Exercise: Please show every line in the entries below that includes the word "mogelijkheden".

Page records with their text:
++++++
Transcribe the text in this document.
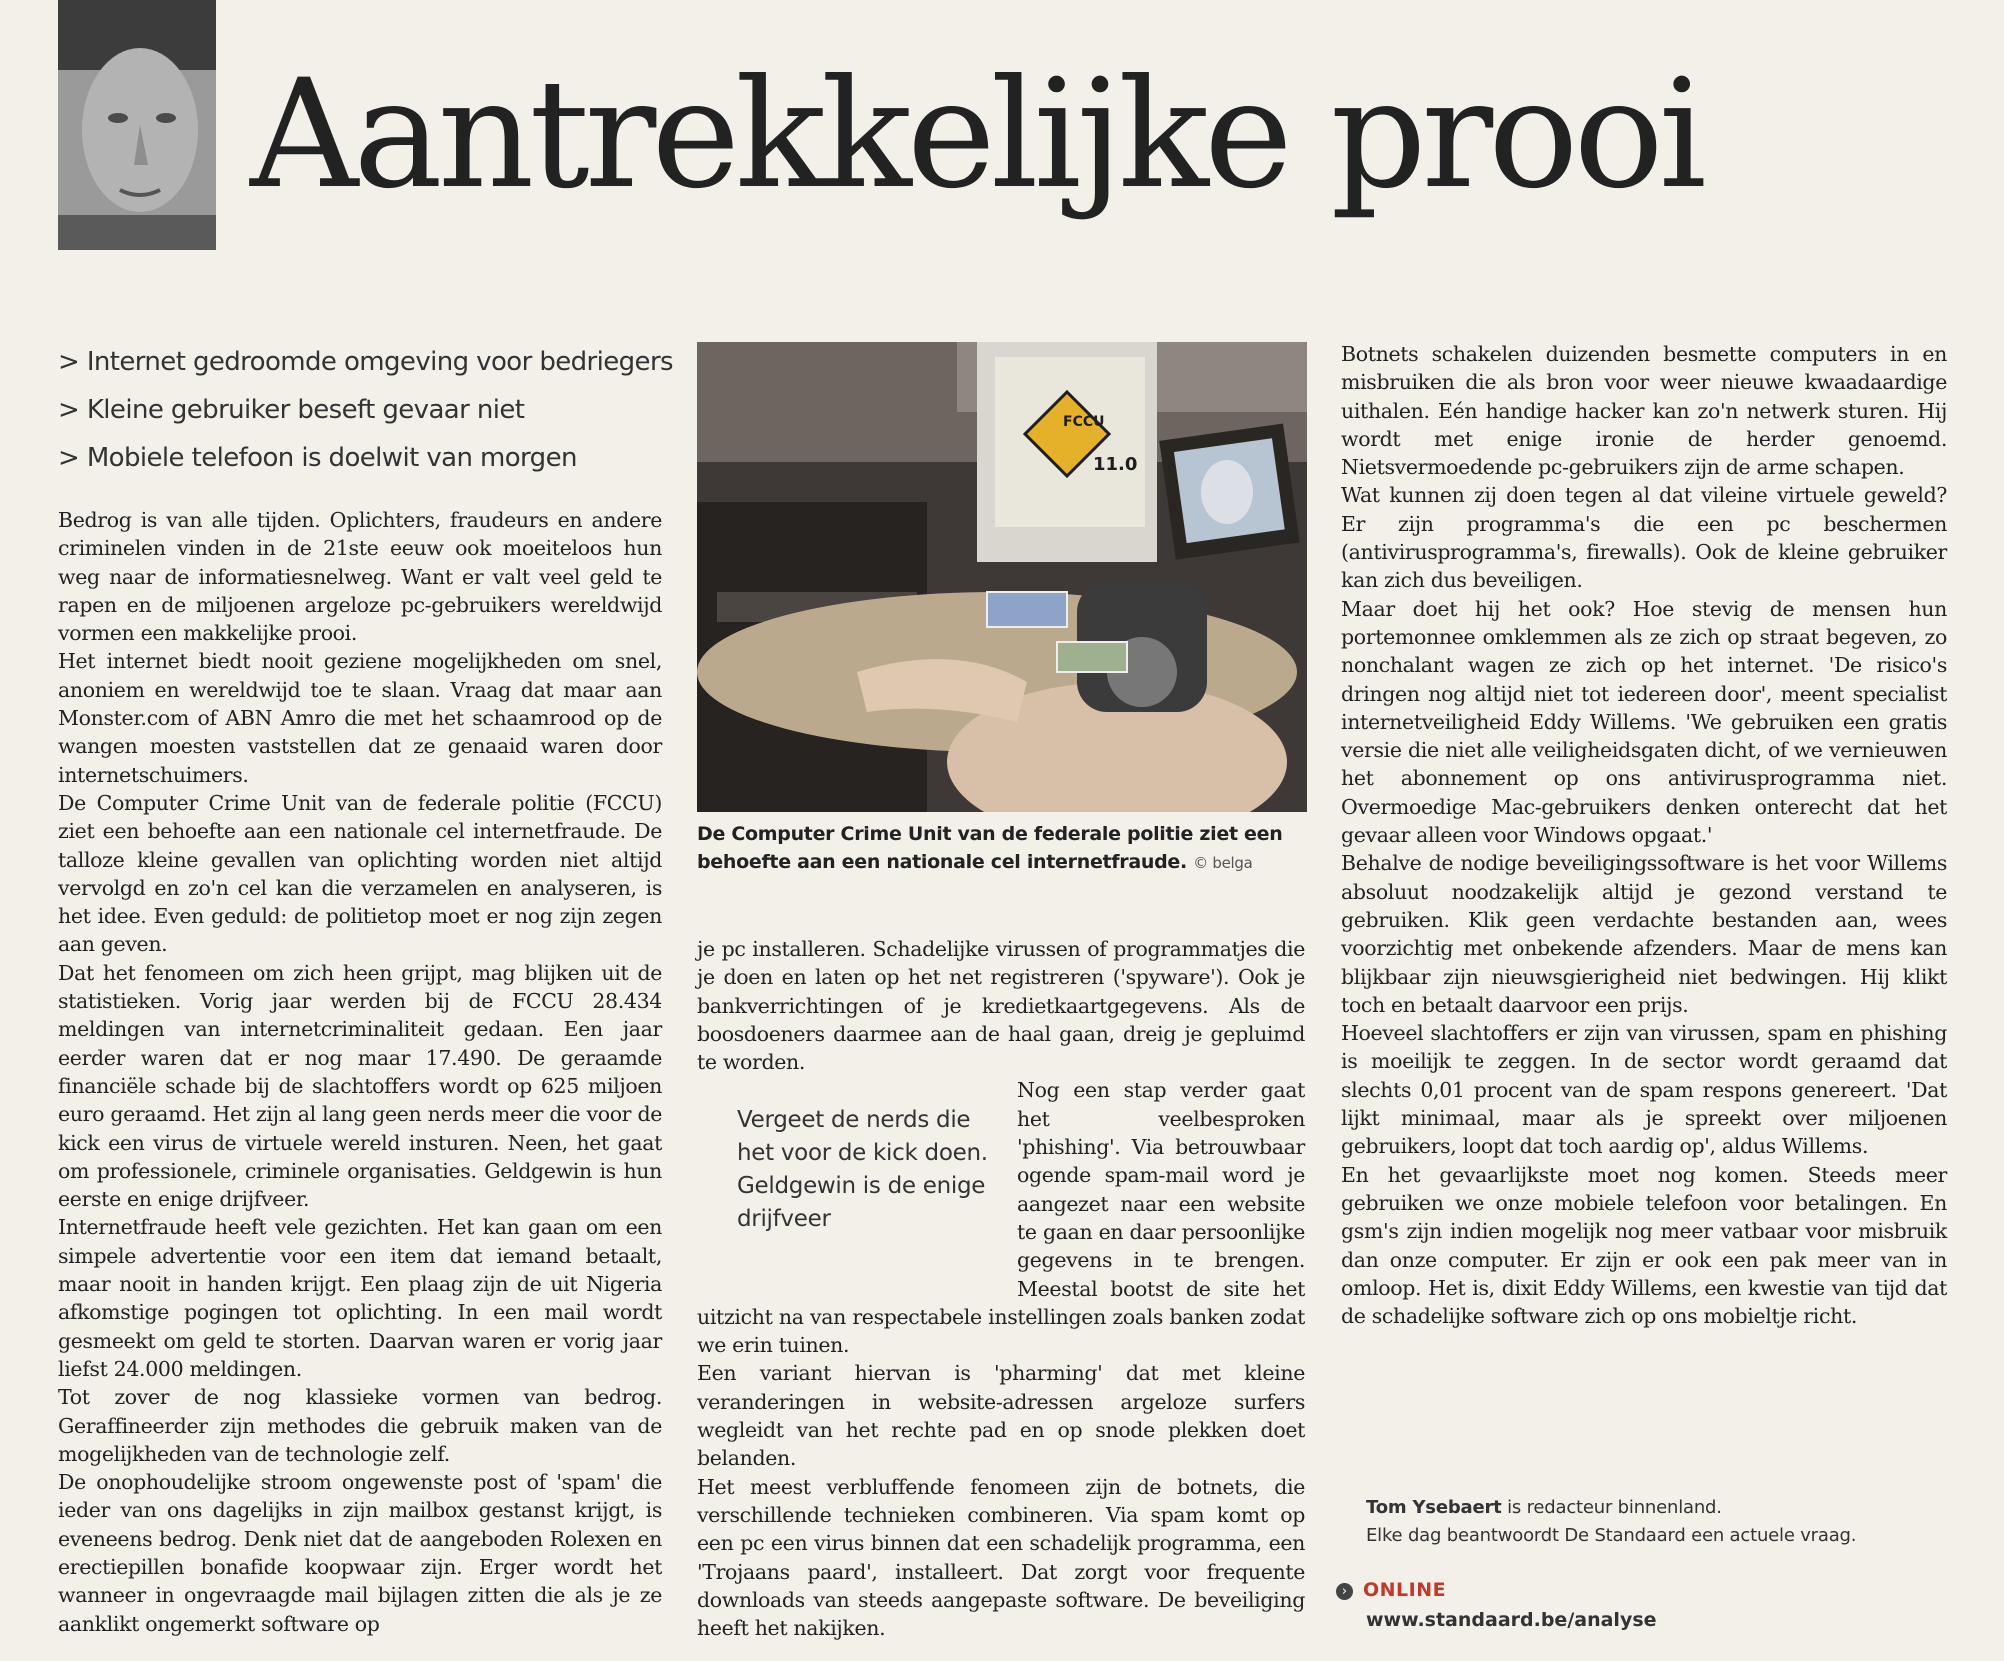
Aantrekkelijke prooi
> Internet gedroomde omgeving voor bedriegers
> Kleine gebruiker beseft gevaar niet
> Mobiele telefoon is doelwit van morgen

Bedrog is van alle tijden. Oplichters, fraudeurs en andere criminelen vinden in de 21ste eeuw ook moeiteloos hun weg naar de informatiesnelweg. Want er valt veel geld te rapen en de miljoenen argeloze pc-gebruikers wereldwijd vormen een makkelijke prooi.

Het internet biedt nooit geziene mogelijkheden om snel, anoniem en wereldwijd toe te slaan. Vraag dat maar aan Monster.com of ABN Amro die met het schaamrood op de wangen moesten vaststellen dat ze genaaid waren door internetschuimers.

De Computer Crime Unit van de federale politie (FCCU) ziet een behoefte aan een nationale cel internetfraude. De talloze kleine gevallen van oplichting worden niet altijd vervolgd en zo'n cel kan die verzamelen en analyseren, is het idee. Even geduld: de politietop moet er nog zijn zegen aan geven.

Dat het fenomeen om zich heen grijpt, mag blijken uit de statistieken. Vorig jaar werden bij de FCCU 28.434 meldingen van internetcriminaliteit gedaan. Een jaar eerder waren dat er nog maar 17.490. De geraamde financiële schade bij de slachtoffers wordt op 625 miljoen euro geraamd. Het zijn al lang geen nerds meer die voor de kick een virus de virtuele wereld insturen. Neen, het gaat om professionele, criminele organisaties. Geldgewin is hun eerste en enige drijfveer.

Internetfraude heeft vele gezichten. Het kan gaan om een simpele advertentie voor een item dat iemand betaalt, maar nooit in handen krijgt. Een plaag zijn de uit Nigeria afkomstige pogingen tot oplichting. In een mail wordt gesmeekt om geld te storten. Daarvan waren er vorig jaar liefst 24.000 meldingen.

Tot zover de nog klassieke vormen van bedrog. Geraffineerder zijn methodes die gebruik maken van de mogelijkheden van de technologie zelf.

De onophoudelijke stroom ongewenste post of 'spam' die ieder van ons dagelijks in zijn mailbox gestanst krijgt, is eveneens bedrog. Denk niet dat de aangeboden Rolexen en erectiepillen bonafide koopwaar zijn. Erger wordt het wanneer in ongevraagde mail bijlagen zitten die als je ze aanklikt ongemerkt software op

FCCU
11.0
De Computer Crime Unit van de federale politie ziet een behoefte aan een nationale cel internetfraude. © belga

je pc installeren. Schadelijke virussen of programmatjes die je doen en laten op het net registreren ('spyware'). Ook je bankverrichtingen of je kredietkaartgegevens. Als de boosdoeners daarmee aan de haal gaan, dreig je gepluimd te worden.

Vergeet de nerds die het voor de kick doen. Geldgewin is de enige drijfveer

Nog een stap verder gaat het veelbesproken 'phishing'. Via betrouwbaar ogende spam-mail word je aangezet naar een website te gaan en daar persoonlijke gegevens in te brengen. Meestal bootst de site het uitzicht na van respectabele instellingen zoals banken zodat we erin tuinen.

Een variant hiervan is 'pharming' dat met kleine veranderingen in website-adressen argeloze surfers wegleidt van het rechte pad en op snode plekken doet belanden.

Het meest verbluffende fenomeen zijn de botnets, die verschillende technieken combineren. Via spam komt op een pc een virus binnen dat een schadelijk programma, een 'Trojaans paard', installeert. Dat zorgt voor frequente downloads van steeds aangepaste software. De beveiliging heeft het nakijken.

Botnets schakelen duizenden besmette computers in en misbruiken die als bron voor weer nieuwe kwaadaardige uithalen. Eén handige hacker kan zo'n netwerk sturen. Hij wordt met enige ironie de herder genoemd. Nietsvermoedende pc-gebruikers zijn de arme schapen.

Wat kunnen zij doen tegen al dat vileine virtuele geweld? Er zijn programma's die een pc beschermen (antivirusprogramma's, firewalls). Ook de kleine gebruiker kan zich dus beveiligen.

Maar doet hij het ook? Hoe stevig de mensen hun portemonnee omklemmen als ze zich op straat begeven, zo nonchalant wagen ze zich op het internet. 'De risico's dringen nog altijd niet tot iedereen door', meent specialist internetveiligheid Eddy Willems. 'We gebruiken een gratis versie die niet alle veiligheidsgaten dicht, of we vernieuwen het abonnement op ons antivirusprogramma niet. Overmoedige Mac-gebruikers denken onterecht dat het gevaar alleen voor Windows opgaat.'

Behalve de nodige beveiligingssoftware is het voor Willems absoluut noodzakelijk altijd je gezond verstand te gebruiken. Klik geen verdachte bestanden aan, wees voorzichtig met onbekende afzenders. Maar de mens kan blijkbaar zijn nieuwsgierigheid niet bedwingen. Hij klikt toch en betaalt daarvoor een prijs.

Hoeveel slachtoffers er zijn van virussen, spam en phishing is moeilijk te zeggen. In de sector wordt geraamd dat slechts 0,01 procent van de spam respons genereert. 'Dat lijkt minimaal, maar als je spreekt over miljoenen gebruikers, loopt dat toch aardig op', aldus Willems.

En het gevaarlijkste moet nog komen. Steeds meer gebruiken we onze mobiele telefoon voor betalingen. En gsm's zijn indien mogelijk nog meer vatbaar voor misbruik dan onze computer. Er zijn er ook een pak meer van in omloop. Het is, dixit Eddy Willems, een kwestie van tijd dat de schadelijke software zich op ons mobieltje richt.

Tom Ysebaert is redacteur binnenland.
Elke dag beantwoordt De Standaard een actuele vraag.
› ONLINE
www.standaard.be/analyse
++++++
Response below:
Het internet biedt nooit geziene mogelijkheden om snel, anoniem en wereldwijd toe te slaan. Vraag dat maar aan Monster.com of ABN Amro die met het schaamrood op de wangen moesten vaststellen dat ze genaaid waren door internetschuimers.
Tot zover de nog klassieke vormen van bedrog. Geraffineerder zijn methodes die gebruik maken van de mogelijkheden van de technologie zelf.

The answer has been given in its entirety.